## Instructions for the task
From the line containing "Type out the text in this image." through the last line of the data, return those lines exactly as written and nothing more.

— START OF Task input —

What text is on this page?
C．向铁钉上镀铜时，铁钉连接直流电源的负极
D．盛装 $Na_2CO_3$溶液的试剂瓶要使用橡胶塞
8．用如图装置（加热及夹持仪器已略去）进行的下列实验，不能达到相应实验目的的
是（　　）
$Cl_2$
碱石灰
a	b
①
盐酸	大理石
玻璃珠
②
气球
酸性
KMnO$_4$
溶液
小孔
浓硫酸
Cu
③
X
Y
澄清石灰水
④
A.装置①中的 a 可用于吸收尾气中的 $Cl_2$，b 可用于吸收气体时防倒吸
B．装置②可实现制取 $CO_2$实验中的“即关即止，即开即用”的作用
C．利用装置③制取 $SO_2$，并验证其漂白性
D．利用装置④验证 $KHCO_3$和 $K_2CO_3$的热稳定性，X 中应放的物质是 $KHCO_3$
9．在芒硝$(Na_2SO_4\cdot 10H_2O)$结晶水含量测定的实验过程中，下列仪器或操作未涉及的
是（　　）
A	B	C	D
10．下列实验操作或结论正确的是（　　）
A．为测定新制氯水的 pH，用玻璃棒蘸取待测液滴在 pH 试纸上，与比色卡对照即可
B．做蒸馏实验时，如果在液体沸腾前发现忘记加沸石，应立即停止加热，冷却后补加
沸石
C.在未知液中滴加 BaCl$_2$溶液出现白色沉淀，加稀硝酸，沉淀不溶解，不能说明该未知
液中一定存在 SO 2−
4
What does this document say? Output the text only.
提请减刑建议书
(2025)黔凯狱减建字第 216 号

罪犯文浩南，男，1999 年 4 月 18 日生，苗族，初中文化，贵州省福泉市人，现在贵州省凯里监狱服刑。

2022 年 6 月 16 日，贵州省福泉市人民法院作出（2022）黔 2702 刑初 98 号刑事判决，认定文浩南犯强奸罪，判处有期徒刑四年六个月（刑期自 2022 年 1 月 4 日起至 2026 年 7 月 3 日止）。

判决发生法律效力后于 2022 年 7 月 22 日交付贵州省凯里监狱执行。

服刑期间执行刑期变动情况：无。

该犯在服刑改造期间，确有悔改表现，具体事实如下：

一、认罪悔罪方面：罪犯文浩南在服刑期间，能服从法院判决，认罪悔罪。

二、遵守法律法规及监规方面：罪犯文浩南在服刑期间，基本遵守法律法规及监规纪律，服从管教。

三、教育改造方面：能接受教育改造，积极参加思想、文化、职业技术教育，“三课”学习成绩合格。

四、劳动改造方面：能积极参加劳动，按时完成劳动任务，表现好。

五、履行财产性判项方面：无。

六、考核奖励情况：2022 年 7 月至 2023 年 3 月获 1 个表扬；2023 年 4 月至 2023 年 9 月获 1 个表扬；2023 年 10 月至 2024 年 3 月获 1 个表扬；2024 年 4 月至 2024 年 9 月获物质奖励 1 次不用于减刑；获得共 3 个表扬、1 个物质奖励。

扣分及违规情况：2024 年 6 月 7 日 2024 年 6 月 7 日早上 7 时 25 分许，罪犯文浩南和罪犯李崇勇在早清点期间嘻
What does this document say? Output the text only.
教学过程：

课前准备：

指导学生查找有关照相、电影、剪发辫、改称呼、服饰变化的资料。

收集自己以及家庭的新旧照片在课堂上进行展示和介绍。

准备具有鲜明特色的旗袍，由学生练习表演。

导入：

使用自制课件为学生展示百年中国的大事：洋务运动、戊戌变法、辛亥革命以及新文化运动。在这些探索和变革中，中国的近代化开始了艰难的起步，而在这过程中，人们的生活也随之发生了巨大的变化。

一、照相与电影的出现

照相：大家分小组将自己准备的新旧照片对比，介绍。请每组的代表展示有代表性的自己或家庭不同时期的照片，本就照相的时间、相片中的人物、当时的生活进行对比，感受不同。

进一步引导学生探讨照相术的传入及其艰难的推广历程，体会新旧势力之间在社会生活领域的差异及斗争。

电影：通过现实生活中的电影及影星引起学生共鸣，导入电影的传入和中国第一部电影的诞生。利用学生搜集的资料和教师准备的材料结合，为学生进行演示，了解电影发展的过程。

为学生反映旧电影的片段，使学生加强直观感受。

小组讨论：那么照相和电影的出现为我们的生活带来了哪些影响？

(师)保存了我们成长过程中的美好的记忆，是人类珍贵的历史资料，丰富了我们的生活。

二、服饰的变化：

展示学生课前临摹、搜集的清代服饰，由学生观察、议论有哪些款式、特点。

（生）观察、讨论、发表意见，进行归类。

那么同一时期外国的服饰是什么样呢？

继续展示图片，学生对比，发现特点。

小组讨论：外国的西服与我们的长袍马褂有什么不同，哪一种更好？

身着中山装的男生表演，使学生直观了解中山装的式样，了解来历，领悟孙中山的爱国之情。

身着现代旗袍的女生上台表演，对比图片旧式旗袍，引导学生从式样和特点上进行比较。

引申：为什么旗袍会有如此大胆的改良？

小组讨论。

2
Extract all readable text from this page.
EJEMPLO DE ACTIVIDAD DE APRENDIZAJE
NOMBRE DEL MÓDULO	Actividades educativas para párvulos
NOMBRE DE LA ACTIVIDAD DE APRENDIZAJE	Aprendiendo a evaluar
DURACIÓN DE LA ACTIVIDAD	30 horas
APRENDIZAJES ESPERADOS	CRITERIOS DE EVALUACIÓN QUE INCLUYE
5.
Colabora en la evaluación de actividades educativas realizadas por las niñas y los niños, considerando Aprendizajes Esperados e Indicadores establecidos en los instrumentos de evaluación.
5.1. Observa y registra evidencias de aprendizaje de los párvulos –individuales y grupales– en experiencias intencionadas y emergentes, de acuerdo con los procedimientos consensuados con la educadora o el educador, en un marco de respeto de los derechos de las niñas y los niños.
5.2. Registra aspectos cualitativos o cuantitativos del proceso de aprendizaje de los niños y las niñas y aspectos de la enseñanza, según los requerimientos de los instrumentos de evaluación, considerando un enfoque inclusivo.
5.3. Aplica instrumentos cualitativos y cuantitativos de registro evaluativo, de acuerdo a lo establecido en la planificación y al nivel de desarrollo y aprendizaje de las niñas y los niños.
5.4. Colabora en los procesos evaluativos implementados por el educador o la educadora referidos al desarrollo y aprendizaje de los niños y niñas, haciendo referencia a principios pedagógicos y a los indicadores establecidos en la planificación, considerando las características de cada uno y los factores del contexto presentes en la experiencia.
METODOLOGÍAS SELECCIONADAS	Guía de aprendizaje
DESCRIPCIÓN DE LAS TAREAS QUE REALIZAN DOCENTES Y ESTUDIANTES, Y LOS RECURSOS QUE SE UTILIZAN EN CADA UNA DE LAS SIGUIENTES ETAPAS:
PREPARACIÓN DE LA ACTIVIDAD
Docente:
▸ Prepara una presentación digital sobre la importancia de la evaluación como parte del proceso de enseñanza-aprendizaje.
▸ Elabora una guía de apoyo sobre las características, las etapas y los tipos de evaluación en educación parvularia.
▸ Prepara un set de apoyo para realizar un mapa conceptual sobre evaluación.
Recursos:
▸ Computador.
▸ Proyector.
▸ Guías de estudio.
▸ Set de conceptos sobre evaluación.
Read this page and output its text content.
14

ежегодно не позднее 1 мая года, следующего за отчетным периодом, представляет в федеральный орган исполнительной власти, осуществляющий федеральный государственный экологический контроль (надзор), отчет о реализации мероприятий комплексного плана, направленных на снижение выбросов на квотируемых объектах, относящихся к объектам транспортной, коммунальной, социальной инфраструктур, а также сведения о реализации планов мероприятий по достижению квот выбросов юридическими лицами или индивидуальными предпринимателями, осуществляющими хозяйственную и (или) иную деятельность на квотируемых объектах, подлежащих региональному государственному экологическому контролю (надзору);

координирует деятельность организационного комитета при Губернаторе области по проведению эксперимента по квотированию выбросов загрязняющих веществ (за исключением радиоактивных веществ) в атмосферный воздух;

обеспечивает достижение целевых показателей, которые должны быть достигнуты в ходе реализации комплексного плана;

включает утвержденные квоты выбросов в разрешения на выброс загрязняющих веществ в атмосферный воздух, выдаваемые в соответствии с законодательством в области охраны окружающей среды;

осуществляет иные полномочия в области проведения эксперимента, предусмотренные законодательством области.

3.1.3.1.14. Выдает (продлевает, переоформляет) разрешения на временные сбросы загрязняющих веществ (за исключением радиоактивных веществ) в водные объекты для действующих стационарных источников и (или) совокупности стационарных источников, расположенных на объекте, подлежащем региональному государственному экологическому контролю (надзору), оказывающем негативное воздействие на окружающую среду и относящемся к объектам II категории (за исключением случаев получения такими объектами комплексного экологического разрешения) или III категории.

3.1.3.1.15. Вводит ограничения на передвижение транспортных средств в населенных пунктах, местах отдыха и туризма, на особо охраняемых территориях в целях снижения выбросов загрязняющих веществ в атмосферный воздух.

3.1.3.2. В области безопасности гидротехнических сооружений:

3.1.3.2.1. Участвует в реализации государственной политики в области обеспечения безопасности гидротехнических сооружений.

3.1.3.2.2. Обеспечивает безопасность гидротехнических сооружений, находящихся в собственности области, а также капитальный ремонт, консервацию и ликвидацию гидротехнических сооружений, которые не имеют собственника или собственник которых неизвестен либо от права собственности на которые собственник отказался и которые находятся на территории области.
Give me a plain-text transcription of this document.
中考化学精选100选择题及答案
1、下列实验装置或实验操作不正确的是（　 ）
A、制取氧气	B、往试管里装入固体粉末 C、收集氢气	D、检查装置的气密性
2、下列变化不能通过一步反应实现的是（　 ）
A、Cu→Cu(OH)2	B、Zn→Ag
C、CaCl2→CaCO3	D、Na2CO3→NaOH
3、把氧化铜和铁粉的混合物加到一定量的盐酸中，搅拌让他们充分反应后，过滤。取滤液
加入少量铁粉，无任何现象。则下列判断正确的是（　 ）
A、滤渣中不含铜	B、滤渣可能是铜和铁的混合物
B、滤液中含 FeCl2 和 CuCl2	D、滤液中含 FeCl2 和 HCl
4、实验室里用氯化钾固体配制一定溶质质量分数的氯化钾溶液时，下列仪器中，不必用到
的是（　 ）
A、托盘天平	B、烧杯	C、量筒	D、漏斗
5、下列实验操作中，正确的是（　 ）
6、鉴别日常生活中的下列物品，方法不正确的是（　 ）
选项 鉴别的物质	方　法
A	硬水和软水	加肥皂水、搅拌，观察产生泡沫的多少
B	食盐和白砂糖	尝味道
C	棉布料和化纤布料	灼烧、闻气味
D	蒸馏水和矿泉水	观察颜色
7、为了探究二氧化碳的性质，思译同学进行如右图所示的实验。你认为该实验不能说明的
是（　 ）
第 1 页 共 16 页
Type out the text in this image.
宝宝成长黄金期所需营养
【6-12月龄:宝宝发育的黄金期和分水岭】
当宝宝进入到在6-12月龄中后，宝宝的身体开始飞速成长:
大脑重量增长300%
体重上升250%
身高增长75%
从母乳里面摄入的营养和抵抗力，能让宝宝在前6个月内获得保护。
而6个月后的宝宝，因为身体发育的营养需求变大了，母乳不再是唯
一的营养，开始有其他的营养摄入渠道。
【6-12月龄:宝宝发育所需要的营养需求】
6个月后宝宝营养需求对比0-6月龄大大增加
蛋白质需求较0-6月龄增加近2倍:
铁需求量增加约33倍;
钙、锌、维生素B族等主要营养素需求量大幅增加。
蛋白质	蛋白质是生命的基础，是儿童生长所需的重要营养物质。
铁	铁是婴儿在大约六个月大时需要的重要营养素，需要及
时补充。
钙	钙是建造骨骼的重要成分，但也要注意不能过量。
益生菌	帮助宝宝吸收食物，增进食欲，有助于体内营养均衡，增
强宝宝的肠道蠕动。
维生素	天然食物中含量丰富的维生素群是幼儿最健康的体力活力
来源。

— END OF Task input —

## Result of this task
Type out the text in this image.
宝宝成长黄金期所需营养
【6-12月龄:宝宝发育的黄金期和分水岭】
当宝宝进入到在6-12月龄中后，宝宝的身体开始飞速成长:
大脑重量增长300%
体重上升250%
身高增长75%
从母乳里面摄入的营养和抵抗力，能让宝宝在前6个月内获得保护。
而6个月后的宝宝，因为身体发育的营养需求变大了，母乳不再是唯
一的营养，开始有其他的营养摄入渠道。
【6-12月龄:宝宝发育所需要的营养需求】
6个月后宝宝营养需求对比0-6月龄大大增加
蛋白质需求较0-6月龄增加近2倍:
铁需求量增加约33倍;
钙、锌、维生素B族等主要营养素需求量大幅增加。
蛋白质	蛋白质是生命的基础，是儿童生长所需的重要营养物质。
铁	铁是婴儿在大约六个月大时需要的重要营养素，需要及
时补充。
钙	钙是建造骨骼的重要成分，但也要注意不能过量。
益生菌	帮助宝宝吸收食物，增进食欲，有助于体内营养均衡，增
强宝宝的肠道蠕动。
维生素	天然食物中含量丰富的维生素群是幼儿最健康的体力活力
来源。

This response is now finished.